• What to do: State the number of lines with the string "title" in them, and nothing else.

(Items from a figure collection)
□ □ □ □ □

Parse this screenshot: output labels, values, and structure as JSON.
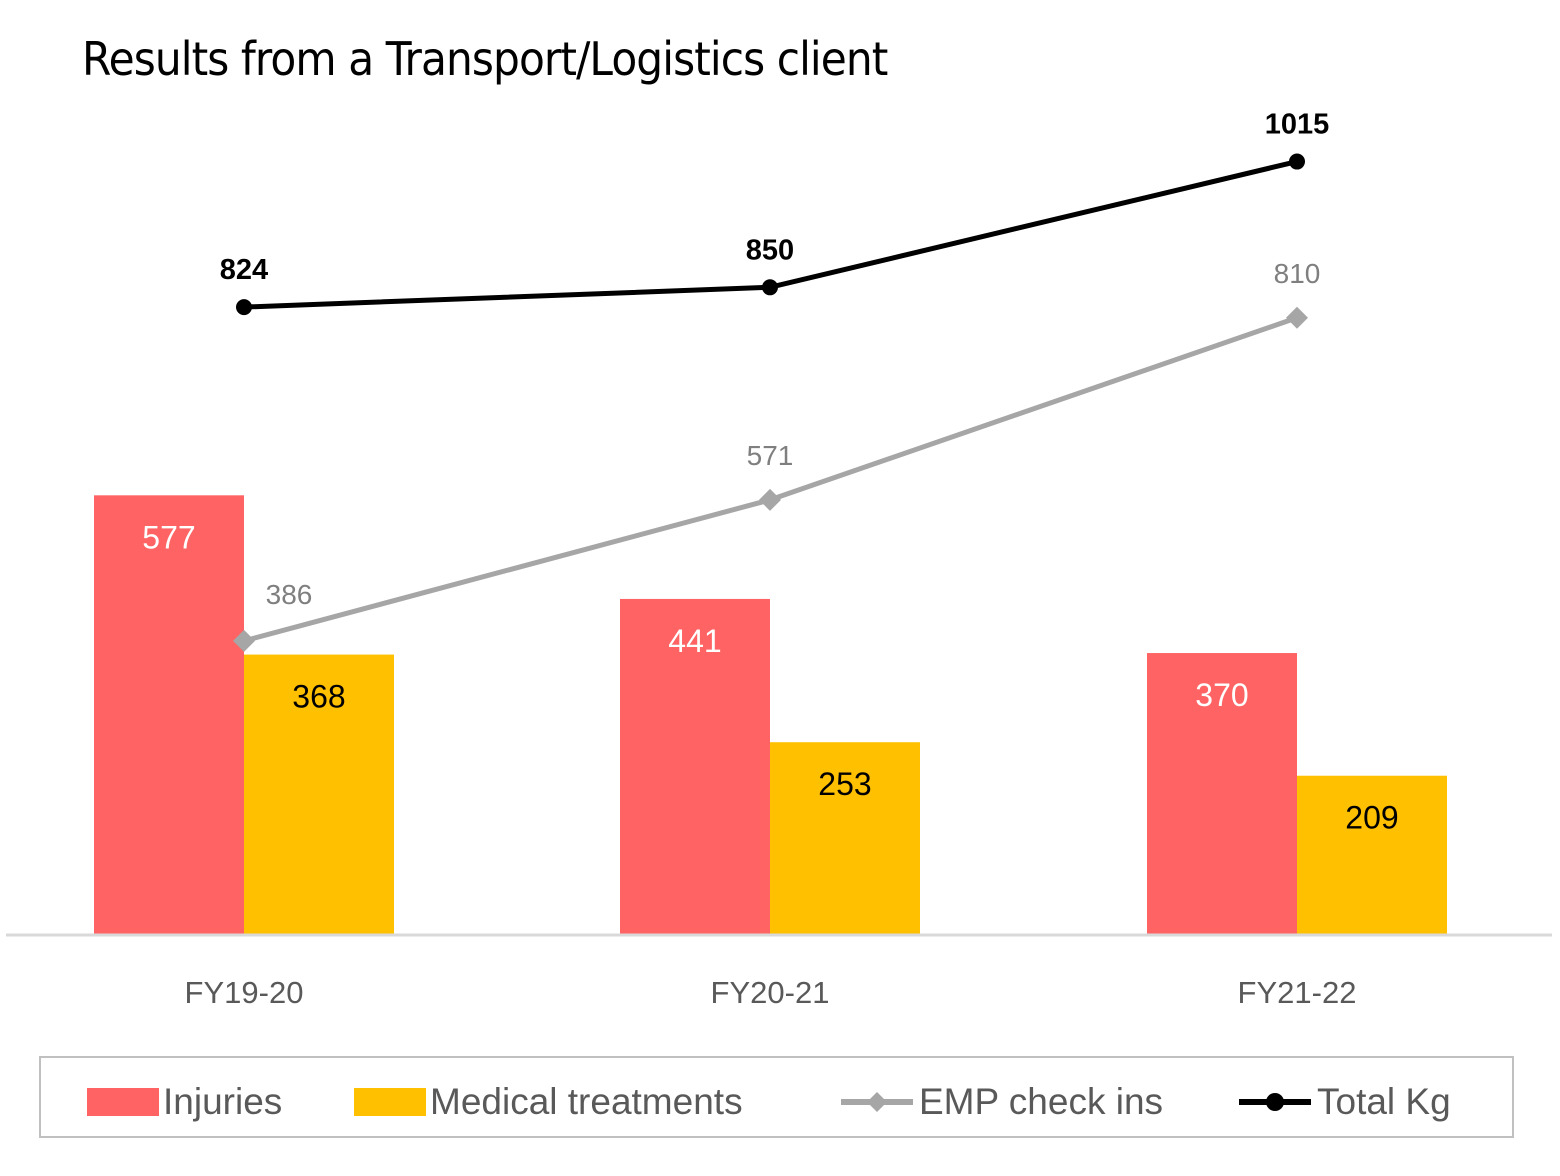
{
  "title": "Results from a Transport/Logistics client",
  "chart_data": {
    "type": "bar",
    "title": "Results from a Transport/Logistics client",
    "xlabel": "",
    "ylabel": "",
    "categories": [
      "FY19-20",
      "FY20-21",
      "FY21-22"
    ],
    "ylim": [
      0,
      1227
    ],
    "grid": false,
    "legend_position": "bottom",
    "series": [
      {
        "name": "Injuries",
        "kind": "bar",
        "color": "#FF6363",
        "label_color": "#FFFFFF",
        "values": [
          577,
          441,
          370
        ]
      },
      {
        "name": "Medical treatments",
        "kind": "bar",
        "color": "#FFC000",
        "label_color": "#000000",
        "values": [
          368,
          253,
          209
        ]
      },
      {
        "name": "EMP check ins",
        "kind": "line",
        "marker": "diamond",
        "color": "#A6A6A6",
        "label_color": "#7F7F7F",
        "values": [
          386,
          571,
          810
        ]
      },
      {
        "name": "Total Kg",
        "kind": "line",
        "marker": "circle",
        "color": "#000000",
        "label_color": "#000000",
        "values": [
          824,
          850,
          1015
        ]
      }
    ]
  },
  "legend": [
    {
      "label": "Injuries",
      "icon": "red-square-swatch"
    },
    {
      "label": "Medical treatments",
      "icon": "yellow-square-swatch"
    },
    {
      "label": "EMP check ins",
      "icon": "gray-line-diamond-swatch"
    },
    {
      "label": "Total Kg",
      "icon": "black-line-circle-swatch"
    }
  ]
}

□ □ □ □ □

• Answer to this problem: 2